What you will do
Write out all of the data exactly as it appears.

::: Recorded information :::

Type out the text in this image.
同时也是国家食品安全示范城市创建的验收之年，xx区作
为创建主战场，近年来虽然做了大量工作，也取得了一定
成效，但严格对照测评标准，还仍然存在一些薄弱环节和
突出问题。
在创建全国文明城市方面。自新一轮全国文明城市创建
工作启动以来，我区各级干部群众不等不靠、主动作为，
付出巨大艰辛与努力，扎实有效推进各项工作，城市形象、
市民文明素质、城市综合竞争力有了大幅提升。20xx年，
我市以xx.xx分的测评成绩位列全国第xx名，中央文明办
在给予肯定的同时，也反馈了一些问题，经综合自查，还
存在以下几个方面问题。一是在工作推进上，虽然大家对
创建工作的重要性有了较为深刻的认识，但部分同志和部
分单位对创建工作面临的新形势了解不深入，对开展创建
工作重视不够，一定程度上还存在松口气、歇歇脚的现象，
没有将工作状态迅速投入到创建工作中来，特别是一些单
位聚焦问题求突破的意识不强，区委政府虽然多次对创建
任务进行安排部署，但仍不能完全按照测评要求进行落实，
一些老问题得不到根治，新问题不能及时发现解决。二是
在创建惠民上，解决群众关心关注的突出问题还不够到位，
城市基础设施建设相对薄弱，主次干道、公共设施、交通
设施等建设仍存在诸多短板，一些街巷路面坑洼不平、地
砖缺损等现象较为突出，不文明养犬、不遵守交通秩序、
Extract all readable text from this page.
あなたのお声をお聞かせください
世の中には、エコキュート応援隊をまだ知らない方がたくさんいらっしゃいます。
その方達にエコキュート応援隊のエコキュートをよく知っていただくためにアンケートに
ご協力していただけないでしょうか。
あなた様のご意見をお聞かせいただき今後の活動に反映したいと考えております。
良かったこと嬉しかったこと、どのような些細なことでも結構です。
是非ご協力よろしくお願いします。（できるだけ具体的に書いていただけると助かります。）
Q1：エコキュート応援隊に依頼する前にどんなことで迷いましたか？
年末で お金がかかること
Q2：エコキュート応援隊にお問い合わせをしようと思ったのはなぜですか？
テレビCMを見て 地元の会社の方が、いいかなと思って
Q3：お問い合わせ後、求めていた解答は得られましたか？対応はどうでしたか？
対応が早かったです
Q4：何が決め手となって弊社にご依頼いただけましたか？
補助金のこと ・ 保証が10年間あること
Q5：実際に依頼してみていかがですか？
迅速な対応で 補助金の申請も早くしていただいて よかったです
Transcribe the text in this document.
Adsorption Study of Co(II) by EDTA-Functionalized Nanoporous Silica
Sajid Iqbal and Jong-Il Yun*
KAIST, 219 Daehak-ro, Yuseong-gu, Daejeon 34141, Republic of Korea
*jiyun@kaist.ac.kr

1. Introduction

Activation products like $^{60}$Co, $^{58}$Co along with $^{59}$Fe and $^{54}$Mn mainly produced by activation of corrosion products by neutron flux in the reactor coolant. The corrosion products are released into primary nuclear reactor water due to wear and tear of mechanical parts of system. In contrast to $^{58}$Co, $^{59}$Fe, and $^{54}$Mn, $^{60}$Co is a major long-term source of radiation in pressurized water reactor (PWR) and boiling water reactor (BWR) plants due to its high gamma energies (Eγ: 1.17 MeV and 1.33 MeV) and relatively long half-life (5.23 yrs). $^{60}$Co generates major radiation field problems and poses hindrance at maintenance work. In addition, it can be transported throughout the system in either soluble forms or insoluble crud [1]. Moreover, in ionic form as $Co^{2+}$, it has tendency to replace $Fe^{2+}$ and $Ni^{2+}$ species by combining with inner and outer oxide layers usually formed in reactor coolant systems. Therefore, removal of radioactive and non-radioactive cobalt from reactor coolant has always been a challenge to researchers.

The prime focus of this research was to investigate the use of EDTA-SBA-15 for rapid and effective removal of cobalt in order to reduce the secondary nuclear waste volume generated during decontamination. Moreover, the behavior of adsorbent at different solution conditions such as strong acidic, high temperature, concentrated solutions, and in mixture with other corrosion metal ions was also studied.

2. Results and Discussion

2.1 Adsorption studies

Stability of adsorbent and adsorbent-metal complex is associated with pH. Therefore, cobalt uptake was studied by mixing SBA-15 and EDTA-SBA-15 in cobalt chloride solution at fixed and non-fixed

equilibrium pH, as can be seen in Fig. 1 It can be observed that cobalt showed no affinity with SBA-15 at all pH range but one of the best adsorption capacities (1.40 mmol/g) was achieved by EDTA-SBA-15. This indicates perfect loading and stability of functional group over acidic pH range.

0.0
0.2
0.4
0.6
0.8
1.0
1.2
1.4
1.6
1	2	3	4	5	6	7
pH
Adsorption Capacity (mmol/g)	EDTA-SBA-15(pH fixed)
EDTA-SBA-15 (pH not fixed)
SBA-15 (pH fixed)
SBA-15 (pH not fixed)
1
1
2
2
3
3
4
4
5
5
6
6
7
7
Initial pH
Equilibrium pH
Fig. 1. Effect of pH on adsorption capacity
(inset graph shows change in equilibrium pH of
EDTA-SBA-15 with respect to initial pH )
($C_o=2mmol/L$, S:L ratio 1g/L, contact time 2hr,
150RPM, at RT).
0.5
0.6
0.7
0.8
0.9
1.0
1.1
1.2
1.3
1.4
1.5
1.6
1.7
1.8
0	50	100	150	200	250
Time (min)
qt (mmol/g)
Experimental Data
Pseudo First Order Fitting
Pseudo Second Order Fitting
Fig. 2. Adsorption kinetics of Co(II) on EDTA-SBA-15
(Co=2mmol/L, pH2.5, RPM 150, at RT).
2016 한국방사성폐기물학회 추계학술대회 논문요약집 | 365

:::

Answer to the exercise
Type out the text in this image.
同时也是国家食品安全示范城市创建的验收之年，xx区作
为创建主战场，近年来虽然做了大量工作，也取得了一定
成效，但严格对照测评标准，还仍然存在一些薄弱环节和
突出问题。
在创建全国文明城市方面。自新一轮全国文明城市创建
工作启动以来，我区各级干部群众不等不靠、主动作为，
付出巨大艰辛与努力，扎实有效推进各项工作，城市形象、
市民文明素质、城市综合竞争力有了大幅提升。20xx年，
我市以xx.xx分的测评成绩位列全国第xx名，中央文明办
在给予肯定的同时，也反馈了一些问题，经综合自查，还
存在以下几个方面问题。一是在工作推进上，虽然大家对
创建工作的重要性有了较为深刻的认识，但部分同志和部
分单位对创建工作面临的新形势了解不深入，对开展创建
工作重视不够，一定程度上还存在松口气、歇歇脚的现象，
没有将工作状态迅速投入到创建工作中来，特别是一些单
位聚焦问题求突破的意识不强，区委政府虽然多次对创建
任务进行安排部署，但仍不能完全按照测评要求进行落实，
一些老问题得不到根治，新问题不能及时发现解决。二是
在创建惠民上，解决群众关心关注的突出问题还不够到位，
城市基础设施建设相对薄弱，主次干道、公共设施、交通
设施等建设仍存在诸多短板，一些街巷路面坑洼不平、地
砖缺损等现象较为突出，不文明养犬、不遵守交通秩序、
Extract all readable text from this page.
あなたのお声をお聞かせください
世の中には、エコキュート応援隊をまだ知らない方がたくさんいらっしゃいます。
その方達にエコキュート応援隊のエコキュートをよく知っていただくためにアンケートに
ご協力していただけないでしょうか。
あなた様のご意見をお聞かせいただき今後の活動に反映したいと考えております。
良かったこと嬉しかったこと、どのような些細なことでも結構です。
是非ご協力よろしくお願いします。（できるだけ具体的に書いていただけると助かります。）
Q1：エコキュート応援隊に依頼する前にどんなことで迷いましたか？
年末で お金がかかること
Q2：エコキュート応援隊にお問い合わせをしようと思ったのはなぜですか？
テレビCMを見て 地元の会社の方が、いいかなと思って
Q3：お問い合わせ後、求めていた解答は得られましたか？対応はどうでしたか？
対応が早かったです
Q4：何が決め手となって弊社にご依頼いただけましたか？
補助金のこと ・ 保証が10年間あること
Q5：実際に依頼してみていかがですか？
迅速な対応で 補助金の申請も早くしていただいて よかったです
Transcribe the text in this document.
Adsorption Study of Co(II) by EDTA-Functionalized Nanoporous Silica
Sajid Iqbal and Jong-Il Yun*
KAIST, 219 Daehak-ro, Yuseong-gu, Daejeon 34141, Republic of Korea
*jiyun@kaist.ac.kr

1. Introduction

Activation products like $^{60}$Co, $^{58}$Co along with $^{59}$Fe and $^{54}$Mn mainly produced by activation of corrosion products by neutron flux in the reactor coolant. The corrosion products are released into primary nuclear reactor water due to wear and tear of mechanical parts of system. In contrast to $^{58}$Co, $^{59}$Fe, and $^{54}$Mn, $^{60}$Co is a major long-term source of radiation in pressurized water reactor (PWR) and boiling water reactor (BWR) plants due to its high gamma energies (Eγ: 1.17 MeV and 1.33 MeV) and relatively long half-life (5.23 yrs). $^{60}$Co generates major radiation field problems and poses hindrance at maintenance work. In addition, it can be transported throughout the system in either soluble forms or insoluble crud [1]. Moreover, in ionic form as $Co^{2+}$, it has tendency to replace $Fe^{2+}$ and $Ni^{2+}$ species by combining with inner and outer oxide layers usually formed in reactor coolant systems. Therefore, removal of radioactive and non-radioactive cobalt from reactor coolant has always been a challenge to researchers.

The prime focus of this research was to investigate the use of EDTA-SBA-15 for rapid and effective removal of cobalt in order to reduce the secondary nuclear waste volume generated during decontamination. Moreover, the behavior of adsorbent at different solution conditions such as strong acidic, high temperature, concentrated solutions, and in mixture with other corrosion metal ions was also studied.

2. Results and Discussion

2.1 Adsorption studies

Stability of adsorbent and adsorbent-metal complex is associated with pH. Therefore, cobalt uptake was studied by mixing SBA-15 and EDTA-SBA-15 in cobalt chloride solution at fixed and non-fixed

equilibrium pH, as can be seen in Fig. 1 It can be observed that cobalt showed no affinity with SBA-15 at all pH range but one of the best adsorption capacities (1.40 mmol/g) was achieved by EDTA-SBA-15. This indicates perfect loading and stability of functional group over acidic pH range.

0.0
0.2
0.4
0.6
0.8
1.0
1.2
1.4
1.6
1	2	3	4	5	6	7
pH
Adsorption Capacity (mmol/g)	EDTA-SBA-15(pH fixed)
EDTA-SBA-15 (pH not fixed)
SBA-15 (pH fixed)
SBA-15 (pH not fixed)
1
1
2
2
3
3
4
4
5
5
6
6
7
7
Initial pH
Equilibrium pH
Fig. 1. Effect of pH on adsorption capacity
(inset graph shows change in equilibrium pH of
EDTA-SBA-15 with respect to initial pH )
($C_o=2mmol/L$, S:L ratio 1g/L, contact time 2hr,
150RPM, at RT).
0.5
0.6
0.7
0.8
0.9
1.0
1.1
1.2
1.3
1.4
1.5
1.6
1.7
1.8
0	50	100	150	200	250
Time (min)
qt (mmol/g)
Experimental Data
Pseudo First Order Fitting
Pseudo Second Order Fitting
Fig. 2. Adsorption kinetics of Co(II) on EDTA-SBA-15
(Co=2mmol/L, pH2.5, RPM 150, at RT).
2016 한국방사성폐기물학회 추계학술대회 논문요약집 | 365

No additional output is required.